## What is asked
Review the material and extract every line in which the word "plane" occurs.

## Excerpted data
━━━━━━━━━━━━━━━━━━━━

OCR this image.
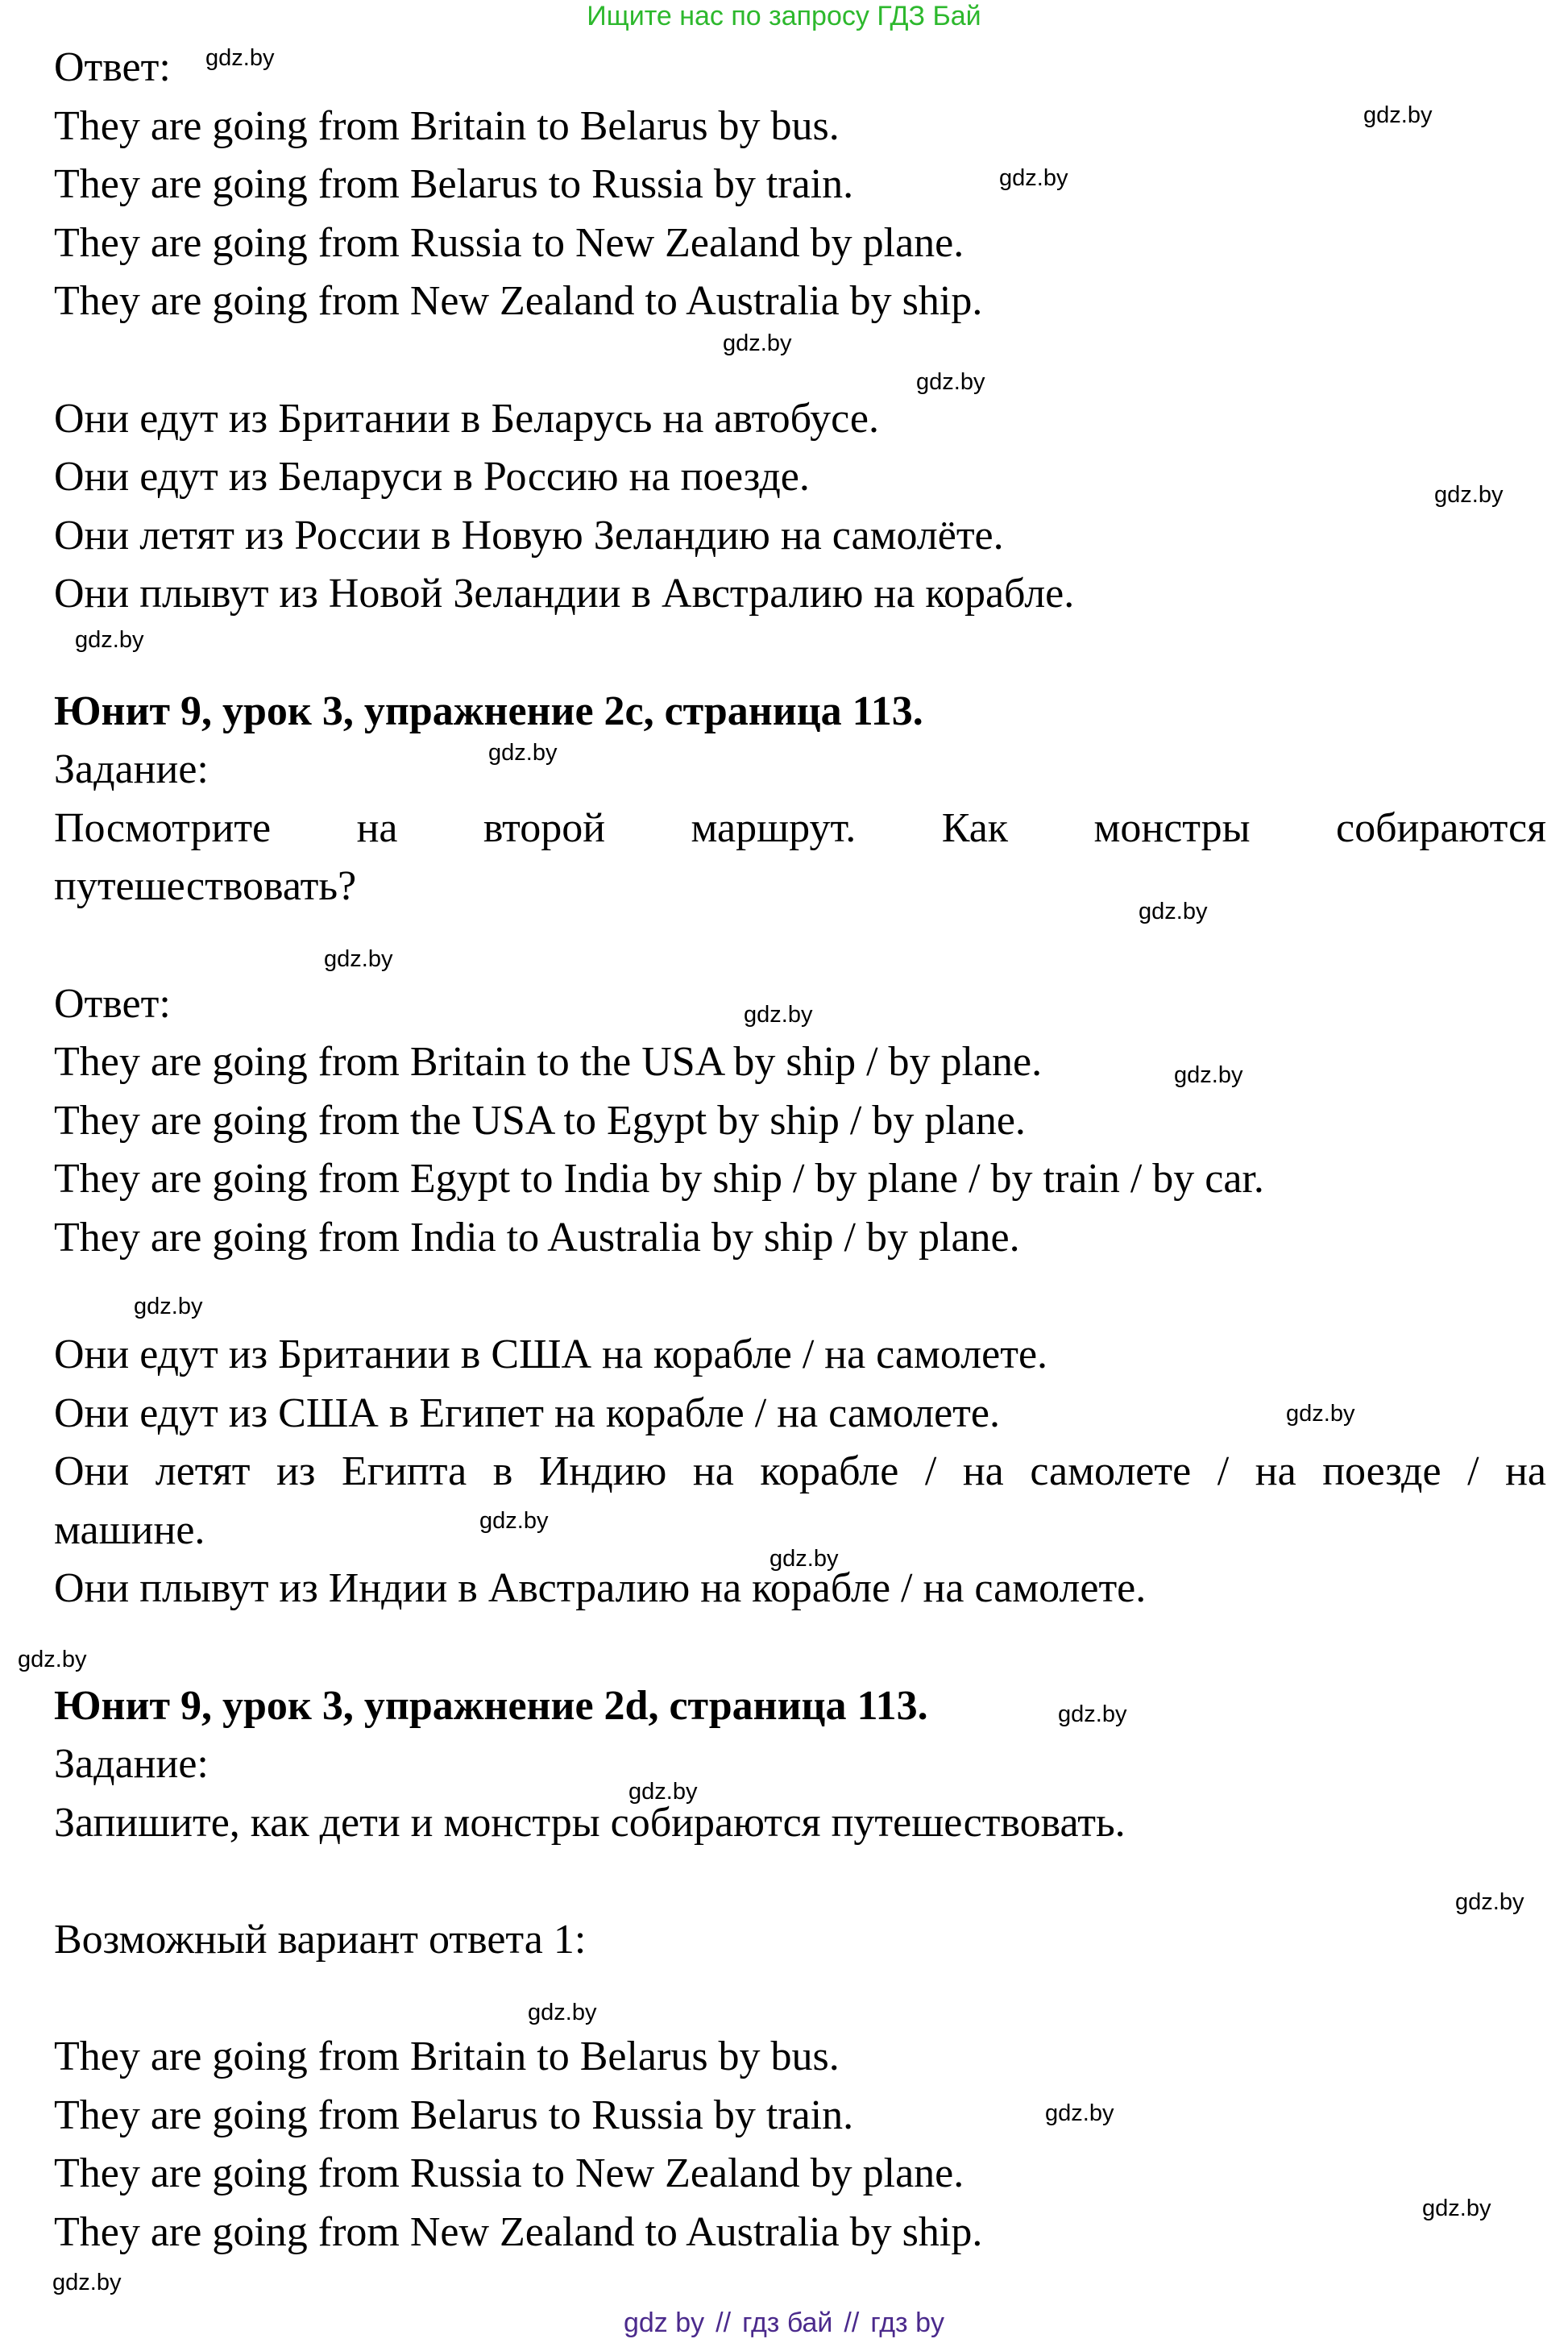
Ищите нас по запросу ГДЗ Бай
Ответ:
They are going from Britain to Belarus by bus.
They are going from Belarus to Russia by train.
They are going from Russia to New Zealand by plane.
They are going from New Zealand to Australia by ship.
Они едут из Британии в Беларусь на автобусе.
Они едут из Беларуси в Россию на поезде.
Они летят из России в Новую Зеландию на самолёте.
Они плывут из Новой Зеландии в Австралию на корабле.
Юнит 9, урок 3, упражнение 2c, страница 113.
Задание:
Посмотрите на второй маршрут. Как монстры собираются
путешествовать?
Ответ:
They are going from Britain to the USA by ship / by plane.
They are going from the USA to Egypt by ship / by plane.
They are going from Egypt to India by ship / by plane / by train / by car.
They are going from India to Australia by ship / by plane.
Они едут из Британии в США на корабле / на самолете.
Они едут из США в Египет на корабле / на самолете.
Они летят из Египта в Индию на корабле / на самолете / на поезде / на
машине.
Они плывут из Индии в Австралию на корабле / на самолете.
Юнит 9, урок 3, упражнение 2d, страница 113.
Задание:
Запишите, как дети и монстры собираются путешествовать.
Возможный вариант ответа 1:
They are going from Britain to Belarus by bus.
They are going from Belarus to Russia by train.
They are going from Russia to New Zealand by plane.
They are going from New Zealand to Australia by ship.
gdz.by
gdz.by
gdz.by
gdz.by
gdz.by
gdz.by
gdz.by
gdz.by
gdz.by
gdz.by
gdz.by
gdz.by
gdz.by
gdz.by
gdz.by
gdz.by
gdz.by
gdz.by
gdz.by
gdz.by
gdz.by
gdz.by
gdz.by
gdz.by
gdz by // гдз бай // гдз by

━━━━━━━━━━━━━━━━━━━━

## Correct answer
They are going from Russia to New Zealand by plane.
They are going from Britain to the USA by ship / by plane.
They are going from the USA to Egypt by ship / by plane.
They are going from Egypt to India by ship / by plane / by train / by car.
They are going from India to Australia by ship / by plane.
They are going from Russia to New Zealand by plane.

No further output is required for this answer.